Given exercise.
Write out the material exactly, leaving every picture behind.

Stored data.
----------------------------------------
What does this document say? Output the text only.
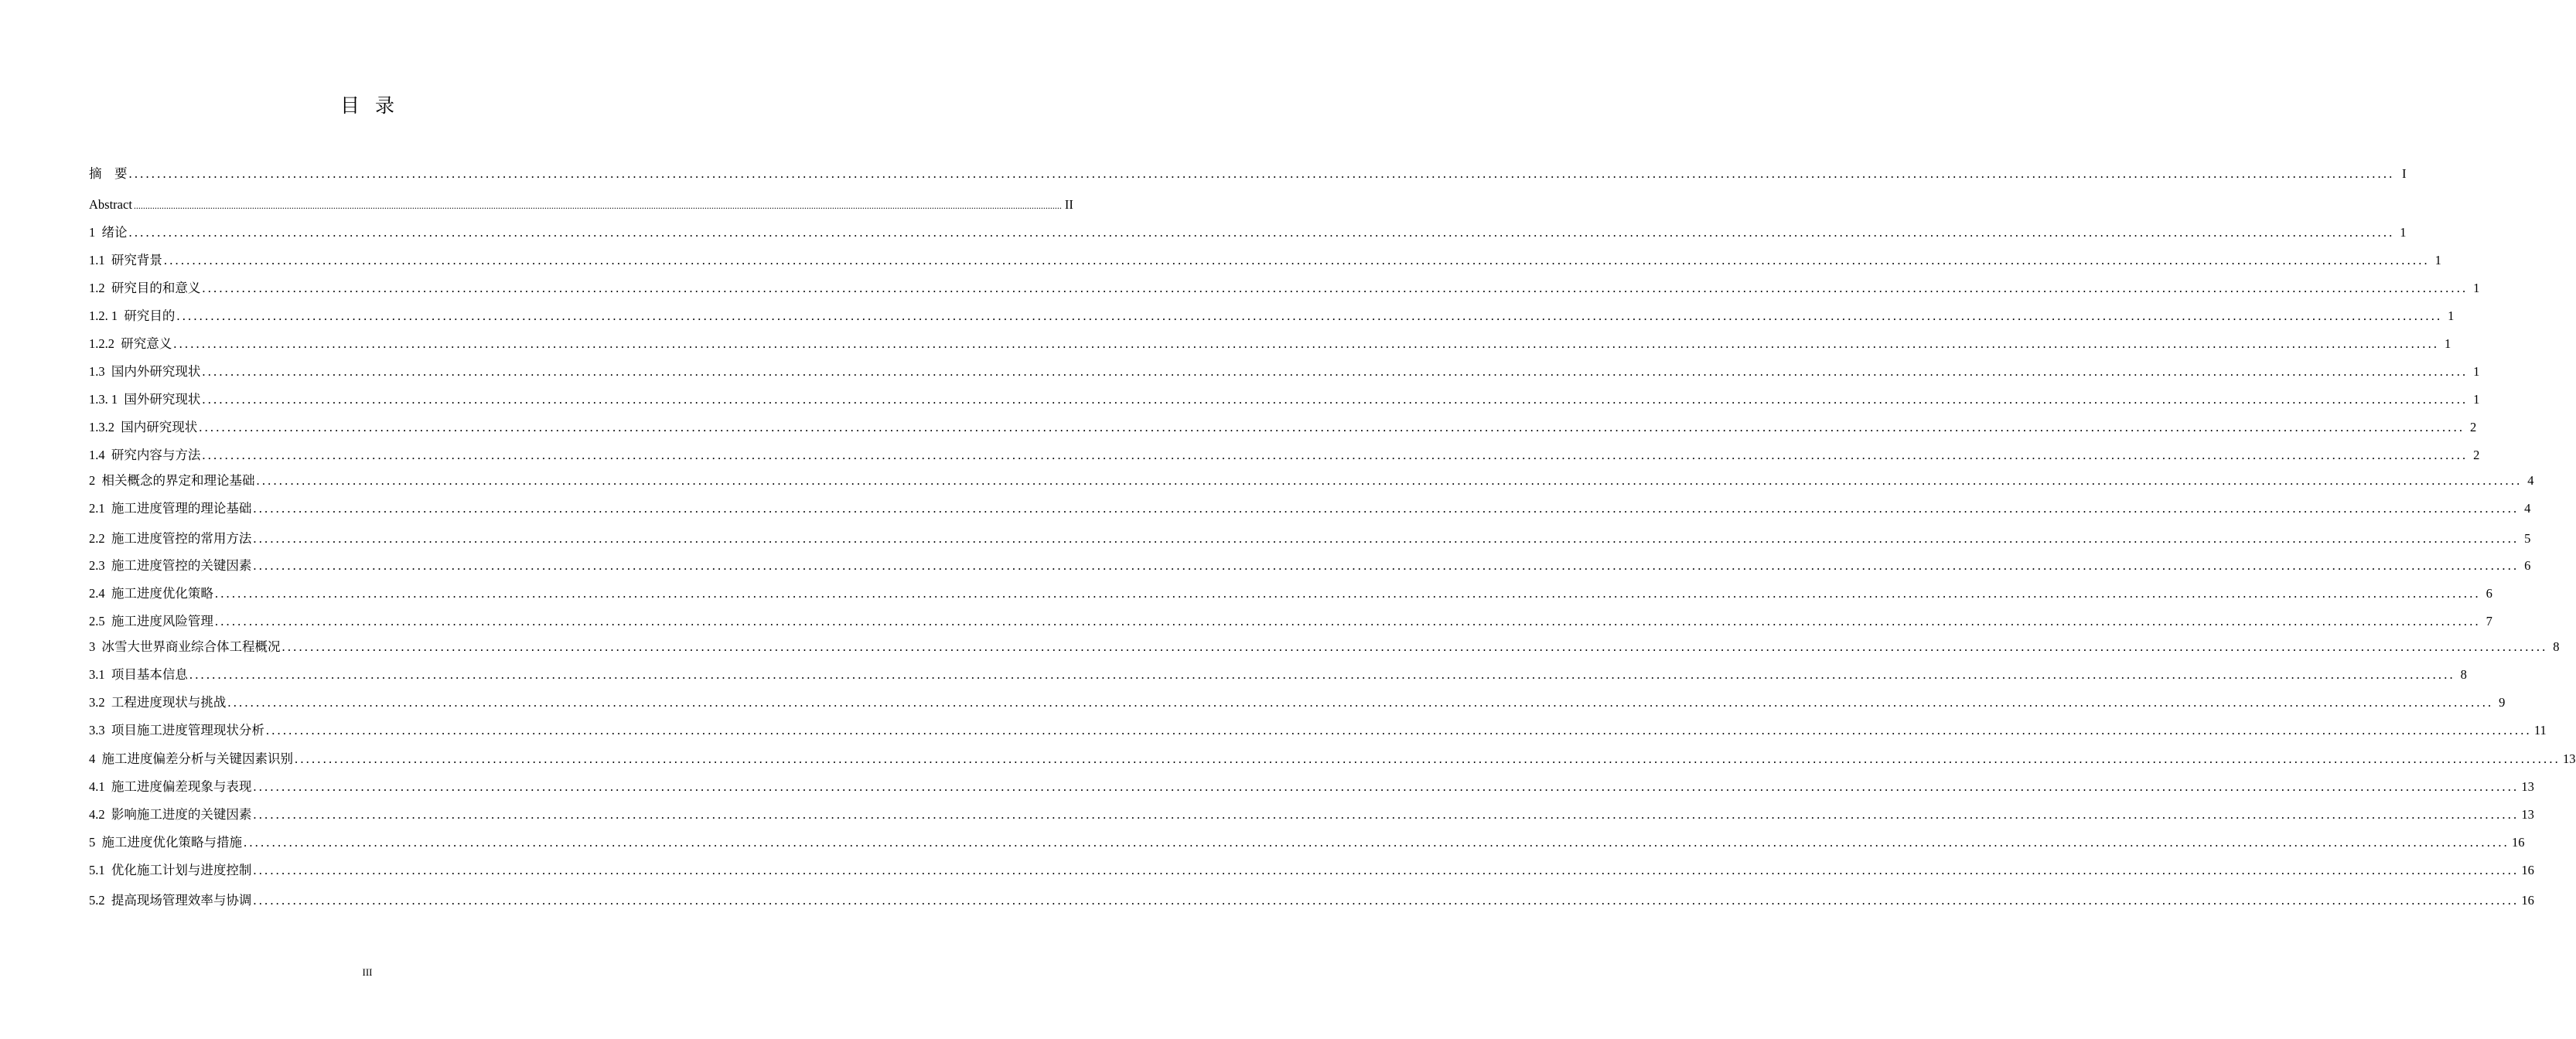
目录
摘　要 ................................................................................................................................................................................................................................................................................................................................................................................................................ I
Abstract ................................................................................................................................................................................................................................................................................................................................................................................................................ II
1  绪论 ................................................................................................................................................................................................................................................................................................................................................................................................................ 1
1.1  研究背景 ................................................................................................................................................................................................................................................................................................................................................................................................................ 1
1.2  研究目的和意义 ................................................................................................................................................................................................................................................................................................................................................................................................................ 1
1.2. 1  研究目的 ................................................................................................................................................................................................................................................................................................................................................................................................................ 1
1.2.2  研究意义 ................................................................................................................................................................................................................................................................................................................................................................................................................ 1
1.3  国内外研究现状 ................................................................................................................................................................................................................................................................................................................................................................................................................ 1
1.3. 1  国外研究现状 ................................................................................................................................................................................................................................................................................................................................................................................................................ 1
1.3.2  国内研究现状 ................................................................................................................................................................................................................................................................................................................................................................................................................ 2
1.4  研究内容与方法 ................................................................................................................................................................................................................................................................................................................................................................................................................ 2
2  相关概念的界定和理论基础 ................................................................................................................................................................................................................................................................................................................................................................................................................ 4
2.1  施工进度管理的理论基础 ................................................................................................................................................................................................................................................................................................................................................................................................................ 4
2.2  施工进度管控的常用方法 ................................................................................................................................................................................................................................................................................................................................................................................................................ 5
2.3  施工进度管控的关键因素 ................................................................................................................................................................................................................................................................................................................................................................................................................ 6
2.4  施工进度优化策略 ................................................................................................................................................................................................................................................................................................................................................................................................................ 6
2.5  施工进度风险管理 ................................................................................................................................................................................................................................................................................................................................................................................................................ 7
3  冰雪大世界商业综合体工程概况 ................................................................................................................................................................................................................................................................................................................................................................................................................ 8
3.1  项目基本信息 ................................................................................................................................................................................................................................................................................................................................................................................................................ 8
3.2  工程进度现状与挑战 ................................................................................................................................................................................................................................................................................................................................................................................................................ 9
3.3  项目施工进度管理现状分析 ................................................................................................................................................................................................................................................................................................................................................................................................................ 11
4  施工进度偏差分析与关键因素识别 ................................................................................................................................................................................................................................................................................................................................................................................................................ 13
4.1  施工进度偏差现象与表现 ................................................................................................................................................................................................................................................................................................................................................................................................................ 13
4.2  影响施工进度的关键因素 ................................................................................................................................................................................................................................................................................................................................................................................................................ 13
5  施工进度优化策略与措施 ................................................................................................................................................................................................................................................................................................................................................................................................................ 16
5.1  优化施工计划与进度控制 ................................................................................................................................................................................................................................................................................................................................................................................................................ 16
5.2  提高现场管理效率与协调 ................................................................................................................................................................................................................................................................................................................................................................................................................ 16
III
----------------------------------------
Task answer.
What does this document say? Output the text only.
目录
摘　要 ................................................................................................................................................................................................................................................................................................................................................................................................................ I
Abstract ................................................................................................................................................................................................................................................................................................................................................................................................................ II
1  绪论 ................................................................................................................................................................................................................................................................................................................................................................................................................ 1
1.1  研究背景 ................................................................................................................................................................................................................................................................................................................................................................................................................ 1
1.2  研究目的和意义 ................................................................................................................................................................................................................................................................................................................................................................................................................ 1
1.2. 1  研究目的 ................................................................................................................................................................................................................................................................................................................................................................................................................ 1
1.2.2  研究意义 ................................................................................................................................................................................................................................................................................................................................................................................................................ 1
1.3  国内外研究现状 ................................................................................................................................................................................................................................................................................................................................................................................................................ 1
1.3. 1  国外研究现状 ................................................................................................................................................................................................................................................................................................................................................................................................................ 1
1.3.2  国内研究现状 ................................................................................................................................................................................................................................................................................................................................................................................................................ 2
1.4  研究内容与方法 ................................................................................................................................................................................................................................................................................................................................................................................................................ 2
2  相关概念的界定和理论基础 ................................................................................................................................................................................................................................................................................................................................................................................................................ 4
2.1  施工进度管理的理论基础 ................................................................................................................................................................................................................................................................................................................................................................................................................ 4
2.2  施工进度管控的常用方法 ................................................................................................................................................................................................................................................................................................................................................................................................................ 5
2.3  施工进度管控的关键因素 ................................................................................................................................................................................................................................................................................................................................................................................................................ 6
2.4  施工进度优化策略 ................................................................................................................................................................................................................................................................................................................................................................................................................ 6
2.5  施工进度风险管理 ................................................................................................................................................................................................................................................................................................................................................................................................................ 7
3  冰雪大世界商业综合体工程概况 ................................................................................................................................................................................................................................................................................................................................................................................................................ 8
3.1  项目基本信息 ................................................................................................................................................................................................................................................................................................................................................................................................................ 8
3.2  工程进度现状与挑战 ................................................................................................................................................................................................................................................................................................................................................................................................................ 9
3.3  项目施工进度管理现状分析 ................................................................................................................................................................................................................................................................................................................................................................................................................ 11
4  施工进度偏差分析与关键因素识别 ................................................................................................................................................................................................................................................................................................................................................................................................................ 13
4.1  施工进度偏差现象与表现 ................................................................................................................................................................................................................................................................................................................................................................................................................ 13
4.2  影响施工进度的关键因素 ................................................................................................................................................................................................................................................................................................................................................................................................................ 13
5  施工进度优化策略与措施 ................................................................................................................................................................................................................................................................................................................................................................................................................ 16
5.1  优化施工计划与进度控制 ................................................................................................................................................................................................................................................................................................................................................................................................................ 16
5.2  提高现场管理效率与协调 ................................................................................................................................................................................................................................................................................................................................................................................................................ 16
III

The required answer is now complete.